**Material shown**
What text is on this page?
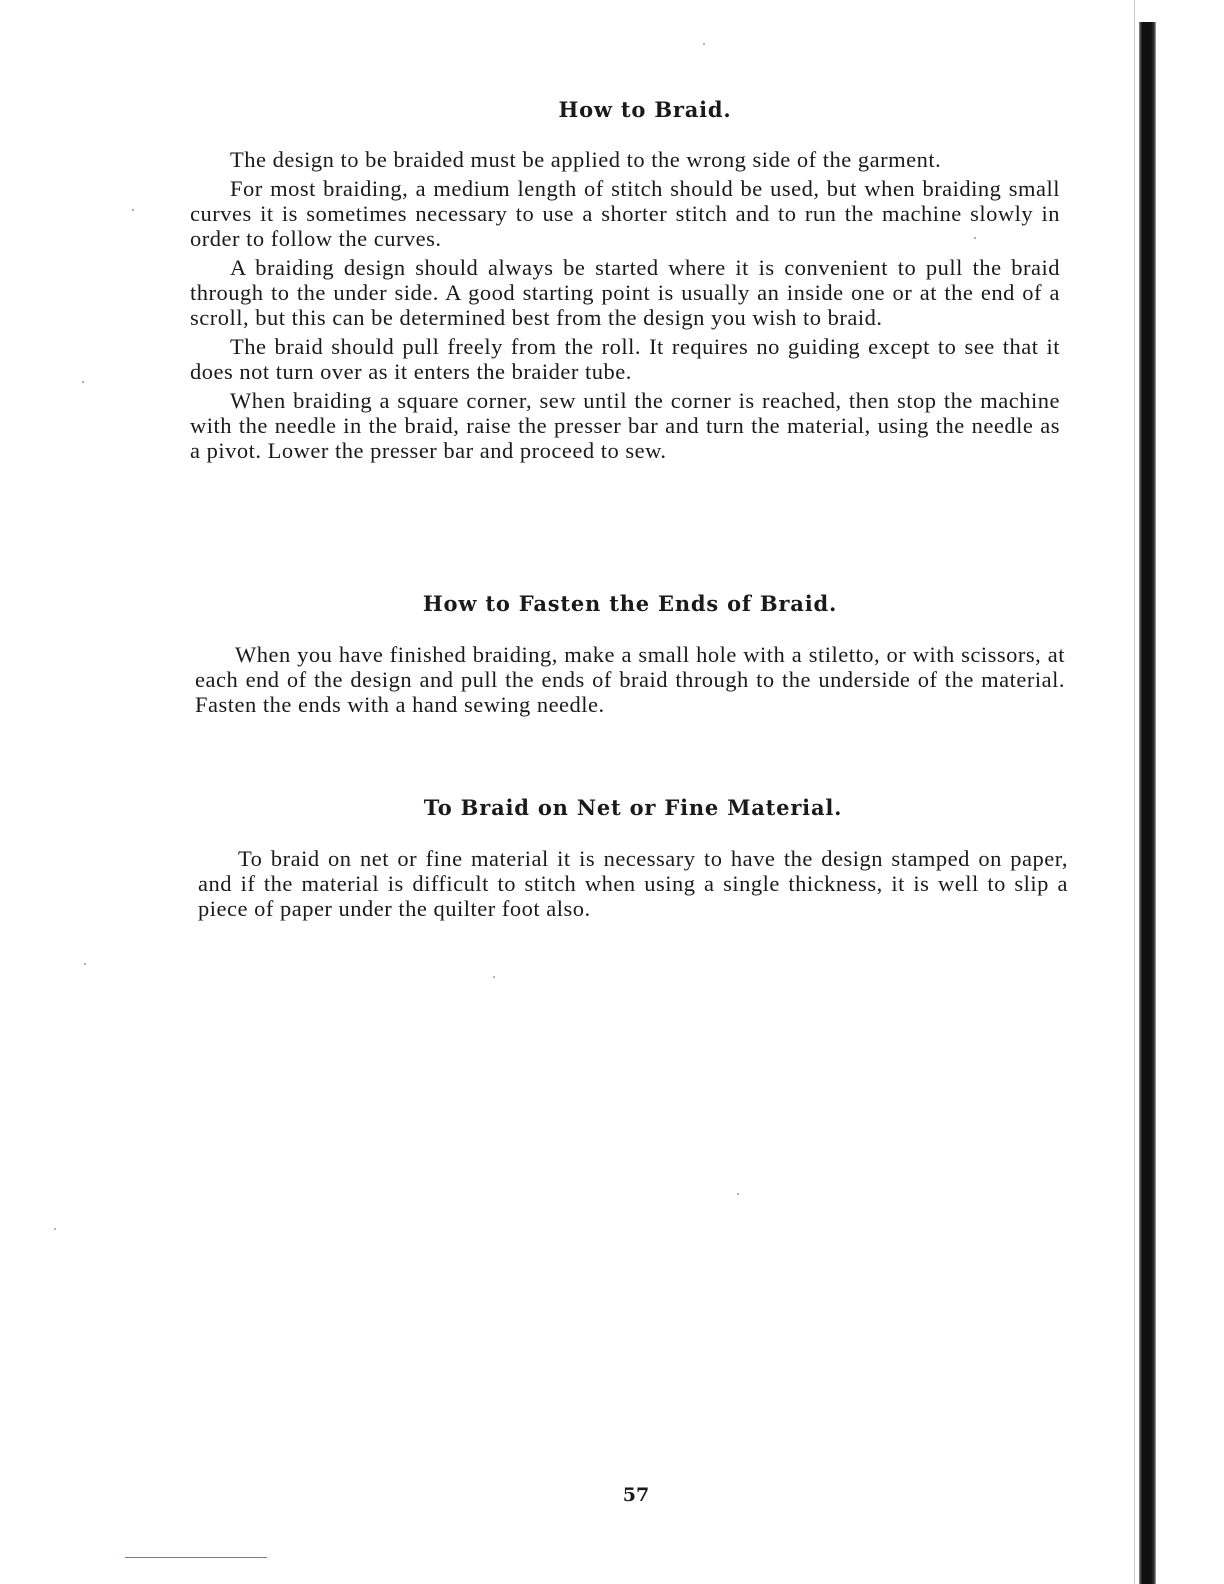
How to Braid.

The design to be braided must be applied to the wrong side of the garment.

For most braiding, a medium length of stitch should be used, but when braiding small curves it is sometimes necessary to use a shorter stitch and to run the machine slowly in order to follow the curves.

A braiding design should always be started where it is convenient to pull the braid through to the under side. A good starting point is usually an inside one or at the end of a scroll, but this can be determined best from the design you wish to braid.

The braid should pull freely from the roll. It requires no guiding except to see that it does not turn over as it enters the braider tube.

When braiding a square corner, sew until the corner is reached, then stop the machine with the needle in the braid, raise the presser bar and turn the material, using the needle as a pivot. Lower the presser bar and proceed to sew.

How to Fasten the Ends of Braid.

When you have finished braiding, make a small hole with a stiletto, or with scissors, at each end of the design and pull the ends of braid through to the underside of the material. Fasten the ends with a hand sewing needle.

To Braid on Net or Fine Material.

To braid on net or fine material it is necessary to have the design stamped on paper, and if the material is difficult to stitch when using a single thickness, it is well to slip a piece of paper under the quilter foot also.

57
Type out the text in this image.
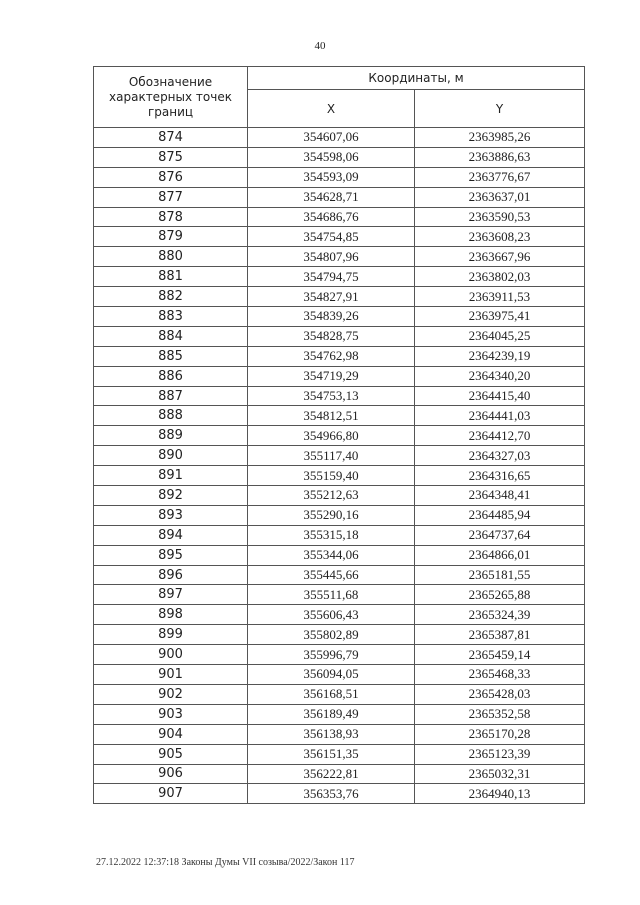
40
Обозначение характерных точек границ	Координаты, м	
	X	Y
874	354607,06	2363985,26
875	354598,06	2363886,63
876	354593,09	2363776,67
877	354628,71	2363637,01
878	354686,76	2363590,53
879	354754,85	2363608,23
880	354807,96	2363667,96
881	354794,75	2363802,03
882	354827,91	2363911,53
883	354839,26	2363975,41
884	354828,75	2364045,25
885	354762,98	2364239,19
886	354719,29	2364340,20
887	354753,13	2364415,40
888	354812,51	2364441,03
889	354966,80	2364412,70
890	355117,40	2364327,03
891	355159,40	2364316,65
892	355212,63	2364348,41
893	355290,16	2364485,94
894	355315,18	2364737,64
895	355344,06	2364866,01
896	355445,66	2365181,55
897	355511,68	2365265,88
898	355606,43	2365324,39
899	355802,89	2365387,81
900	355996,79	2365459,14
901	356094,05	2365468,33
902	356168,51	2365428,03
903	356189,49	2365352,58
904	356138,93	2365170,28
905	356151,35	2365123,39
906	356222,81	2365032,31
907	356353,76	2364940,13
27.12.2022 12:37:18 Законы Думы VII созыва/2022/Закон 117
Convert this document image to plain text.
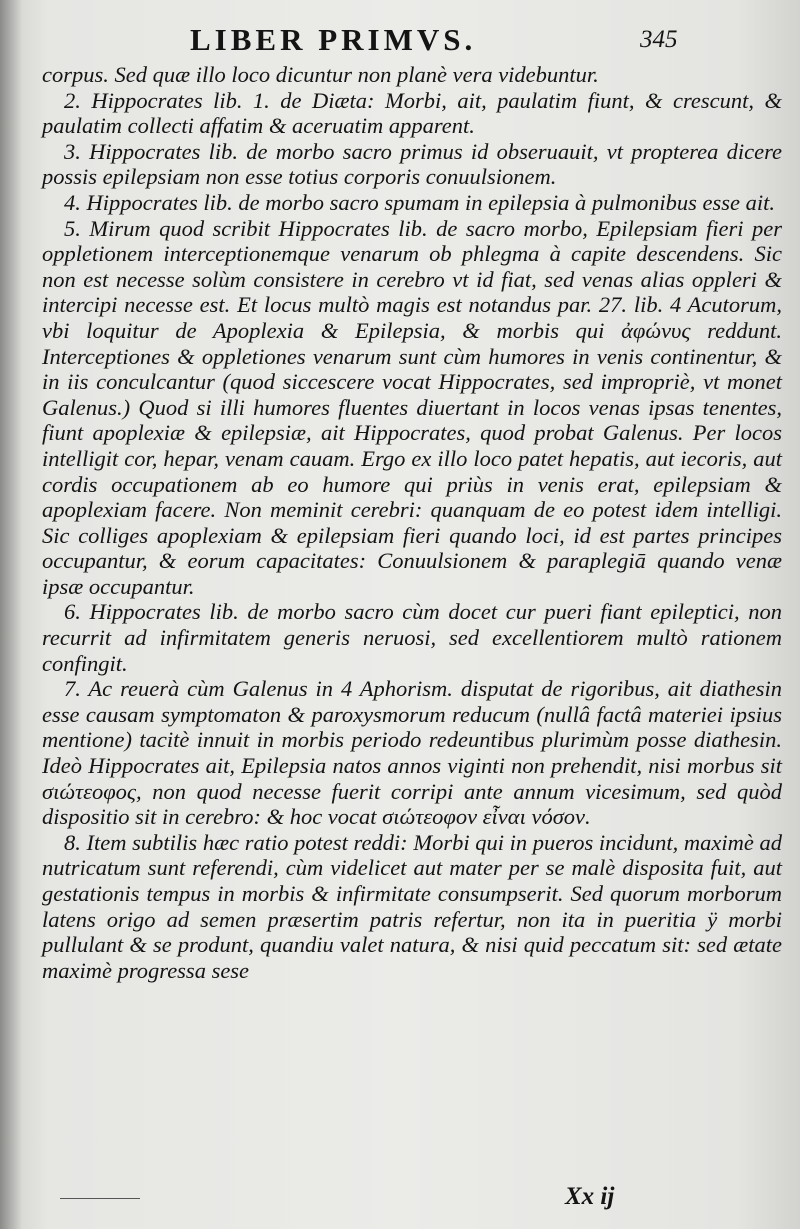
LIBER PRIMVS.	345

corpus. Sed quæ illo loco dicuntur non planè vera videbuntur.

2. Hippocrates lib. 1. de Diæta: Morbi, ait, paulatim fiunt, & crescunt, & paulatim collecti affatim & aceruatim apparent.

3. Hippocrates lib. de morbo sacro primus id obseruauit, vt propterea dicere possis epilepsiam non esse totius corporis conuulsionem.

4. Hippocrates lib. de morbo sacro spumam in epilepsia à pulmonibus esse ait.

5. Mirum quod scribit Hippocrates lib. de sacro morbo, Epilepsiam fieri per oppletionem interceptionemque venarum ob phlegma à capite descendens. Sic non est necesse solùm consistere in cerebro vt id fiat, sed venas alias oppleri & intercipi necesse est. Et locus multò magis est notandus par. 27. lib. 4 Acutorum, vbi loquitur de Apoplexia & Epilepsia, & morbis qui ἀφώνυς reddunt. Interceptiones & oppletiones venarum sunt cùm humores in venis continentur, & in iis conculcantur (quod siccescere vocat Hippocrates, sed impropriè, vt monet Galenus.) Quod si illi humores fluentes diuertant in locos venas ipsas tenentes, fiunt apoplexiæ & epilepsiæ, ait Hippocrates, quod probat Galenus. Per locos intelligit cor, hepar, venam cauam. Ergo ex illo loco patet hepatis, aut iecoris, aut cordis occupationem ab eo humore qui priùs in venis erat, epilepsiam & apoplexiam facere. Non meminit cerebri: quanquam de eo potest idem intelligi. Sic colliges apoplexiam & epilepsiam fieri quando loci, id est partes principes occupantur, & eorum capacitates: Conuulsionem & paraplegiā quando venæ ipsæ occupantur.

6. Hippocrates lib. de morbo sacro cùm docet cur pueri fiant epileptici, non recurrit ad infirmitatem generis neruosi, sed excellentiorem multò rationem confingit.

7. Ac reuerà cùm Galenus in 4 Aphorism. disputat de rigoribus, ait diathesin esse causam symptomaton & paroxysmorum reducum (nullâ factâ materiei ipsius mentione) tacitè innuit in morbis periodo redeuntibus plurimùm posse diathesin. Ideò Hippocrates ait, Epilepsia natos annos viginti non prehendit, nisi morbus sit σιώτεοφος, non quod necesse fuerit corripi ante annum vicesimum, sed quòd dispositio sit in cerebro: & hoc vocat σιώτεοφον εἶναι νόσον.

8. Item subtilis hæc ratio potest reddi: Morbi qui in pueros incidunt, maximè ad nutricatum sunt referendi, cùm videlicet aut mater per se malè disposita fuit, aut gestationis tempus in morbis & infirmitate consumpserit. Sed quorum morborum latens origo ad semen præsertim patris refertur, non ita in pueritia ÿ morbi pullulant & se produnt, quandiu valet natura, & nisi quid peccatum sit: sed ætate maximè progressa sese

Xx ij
--
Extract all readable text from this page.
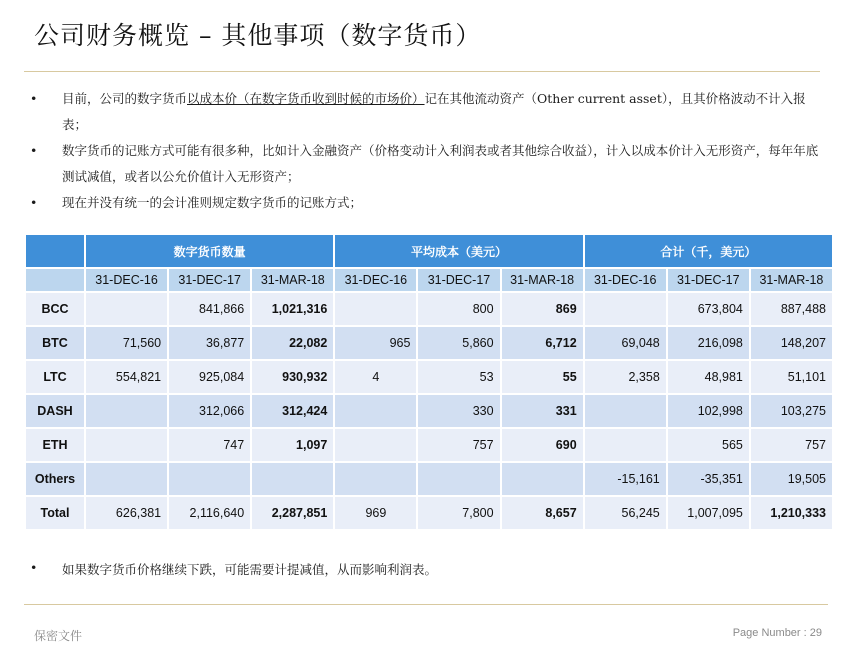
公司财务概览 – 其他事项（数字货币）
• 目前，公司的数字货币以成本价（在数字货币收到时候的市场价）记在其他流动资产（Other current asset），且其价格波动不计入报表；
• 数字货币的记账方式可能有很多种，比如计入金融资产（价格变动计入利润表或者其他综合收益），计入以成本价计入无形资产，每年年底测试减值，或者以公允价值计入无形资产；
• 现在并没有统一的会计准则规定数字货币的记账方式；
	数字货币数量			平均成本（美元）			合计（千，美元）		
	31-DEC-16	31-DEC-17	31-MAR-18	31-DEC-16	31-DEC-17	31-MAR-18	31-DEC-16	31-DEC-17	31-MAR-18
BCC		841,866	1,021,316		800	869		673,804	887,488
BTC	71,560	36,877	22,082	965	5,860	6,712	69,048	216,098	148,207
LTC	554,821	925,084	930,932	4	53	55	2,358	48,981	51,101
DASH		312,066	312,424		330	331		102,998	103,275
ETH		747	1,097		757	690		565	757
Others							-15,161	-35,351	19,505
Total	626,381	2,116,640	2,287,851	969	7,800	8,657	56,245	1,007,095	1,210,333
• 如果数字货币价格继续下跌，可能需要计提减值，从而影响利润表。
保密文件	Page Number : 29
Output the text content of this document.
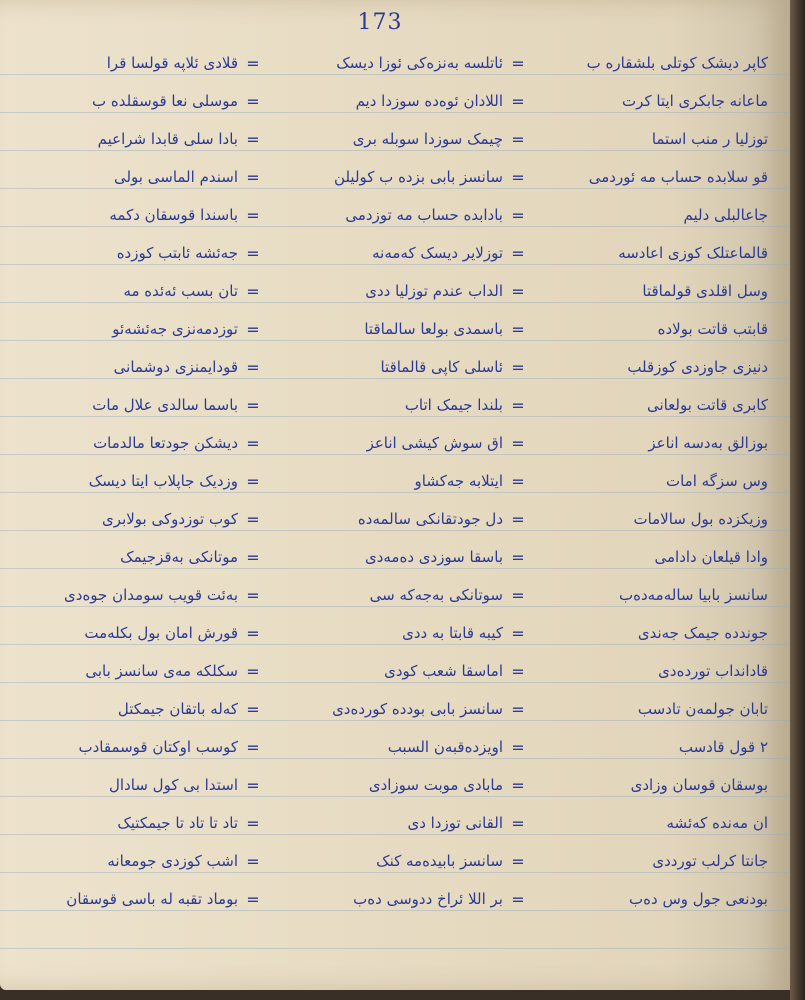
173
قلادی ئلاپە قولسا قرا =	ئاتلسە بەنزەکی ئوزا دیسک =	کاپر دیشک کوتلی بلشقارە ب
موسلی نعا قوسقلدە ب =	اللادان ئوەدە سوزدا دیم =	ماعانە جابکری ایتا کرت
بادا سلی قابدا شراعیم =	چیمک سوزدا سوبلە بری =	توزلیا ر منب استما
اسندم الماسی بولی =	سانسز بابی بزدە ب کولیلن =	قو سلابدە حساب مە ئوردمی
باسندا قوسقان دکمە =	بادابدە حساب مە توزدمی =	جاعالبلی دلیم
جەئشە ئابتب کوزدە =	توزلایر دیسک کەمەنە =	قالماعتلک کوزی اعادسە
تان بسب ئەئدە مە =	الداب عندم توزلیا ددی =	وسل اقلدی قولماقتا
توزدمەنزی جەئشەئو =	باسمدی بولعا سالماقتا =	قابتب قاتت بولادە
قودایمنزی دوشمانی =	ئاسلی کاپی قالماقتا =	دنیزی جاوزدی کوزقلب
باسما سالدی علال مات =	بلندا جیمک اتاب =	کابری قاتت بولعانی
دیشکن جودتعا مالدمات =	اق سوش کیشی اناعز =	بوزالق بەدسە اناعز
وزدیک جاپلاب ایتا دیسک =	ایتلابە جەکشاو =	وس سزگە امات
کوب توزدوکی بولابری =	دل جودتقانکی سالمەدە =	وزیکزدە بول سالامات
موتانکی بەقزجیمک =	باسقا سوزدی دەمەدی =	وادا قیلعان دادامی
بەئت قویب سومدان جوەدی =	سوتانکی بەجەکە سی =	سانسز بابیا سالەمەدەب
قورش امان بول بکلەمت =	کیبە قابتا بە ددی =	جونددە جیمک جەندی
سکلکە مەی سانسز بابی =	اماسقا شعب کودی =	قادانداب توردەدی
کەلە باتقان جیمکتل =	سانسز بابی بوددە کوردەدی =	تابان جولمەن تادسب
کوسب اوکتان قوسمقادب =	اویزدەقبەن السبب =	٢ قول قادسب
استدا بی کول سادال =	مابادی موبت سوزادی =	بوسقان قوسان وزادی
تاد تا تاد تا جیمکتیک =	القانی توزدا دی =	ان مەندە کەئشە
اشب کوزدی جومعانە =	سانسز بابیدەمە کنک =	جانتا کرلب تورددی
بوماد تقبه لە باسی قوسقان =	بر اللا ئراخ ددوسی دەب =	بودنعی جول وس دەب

**Task objective**
Scan the records above, count the lines with "braiding" in them, and give only the number.

**Output of the exercise**
4